**Document excerpt:**
================================

# Need some tips



## jttheclockman (Apr 11, 2009)

Any of those that use a black background and a black plexiglass platform, care to share some tips on how to set this up. I tried this with my metal pen and could not get any color right and the amount of dust shows up. Need some pointers. Thanks for the replys.


----------



## gketell (Apr 11, 2009)

I use an 18% grey card set in place of the pen to set a custom white balance within my camera.  that takes care of the color.  You can also use it to measure/set your exposure to what you end up knowing is "proper".  but I usually end up tweaking it a bit brighter from that setting.

as for dust, I use a dust-fighting auto wax on the pens, novus-1 (which has an anti-static component) on the black acrylic, a lint free cloth to wipe everything down, and lastly, my photo editing software to remove the last dust spots I can't otherwise keep out of the photo.

gk


----------



## jttheclockman (Apr 11, 2009)

gketell said:


> I use an 18% grey card set in place of the pen to set a custom white balance within my camera. that takes care of the color. You can also use it to measure/set your exposure to what you end up knowing is "proper". but I usually end up tweaking it a bit brighter from that setting.
> 
> as for dust, I use a dust-fighting auto wax on the pens, novus-1 (which has an anti-static component) on the black acrylic, a lint free cloth to wipe everything down, and lastly, my photo editing software to remove the last dust spots I can't otherwise keep out of the photo.
> 
> gk


 

How do you set your lights up?? Are you using a photo tent???  Do yopu have the lights coming in on the sides, the front or from the top???  Thanks.


----------



## gketell (Apr 11, 2009)

I know I've posted this before but I can't find the thread.






I have two lights coming in from the sides.  these two provide overall lighting and shadow control.  I also have one coming in from the front just above the camera.  this third light produces the reflection that shows off the shine.

gk


----------

================================

**Data section:**
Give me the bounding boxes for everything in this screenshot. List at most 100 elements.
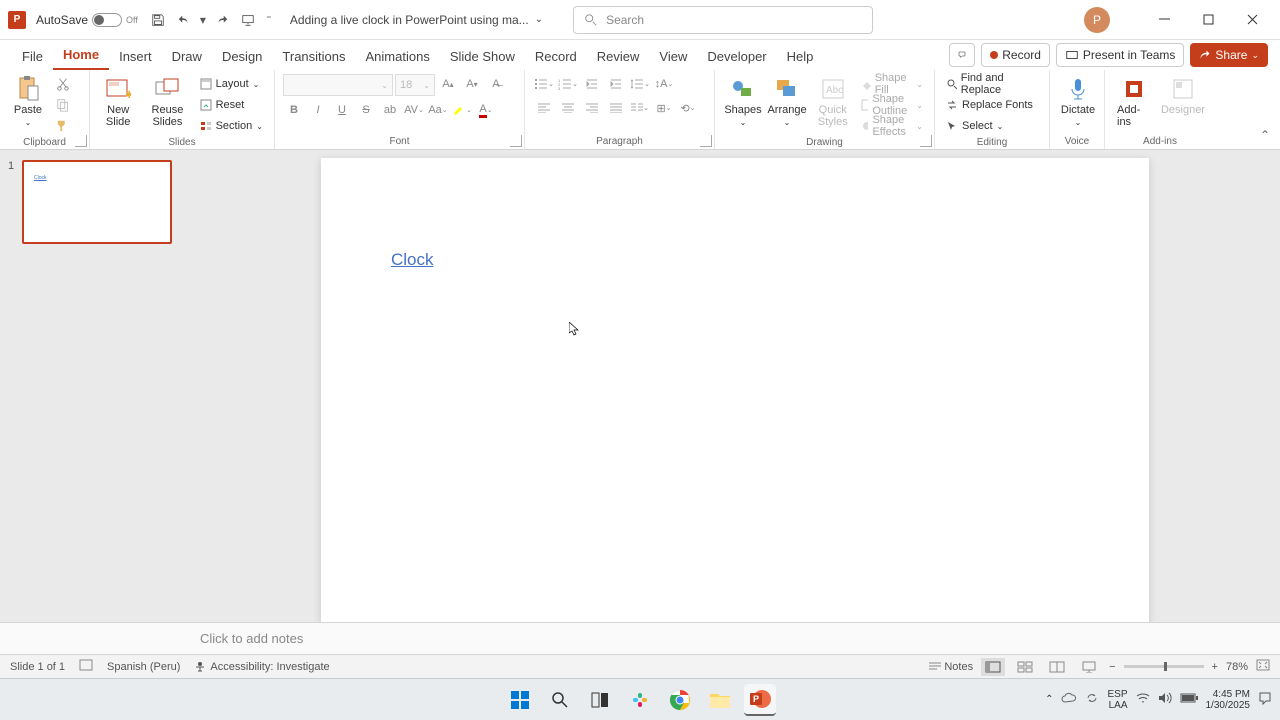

================================

In the forum thread on photographing pens, rewrite the passage between "Any of those" and "for the replys.", inclusive, with "plexiglass" renamed to "acrylic".

**Answer below:**
Any of those that use a black background and a black acrylic platform, care to share some tips on how to set this up. I tried this with my metal pen and could not get any color right and the amount of dust shows up. Need some pointers. Thanks for the replys.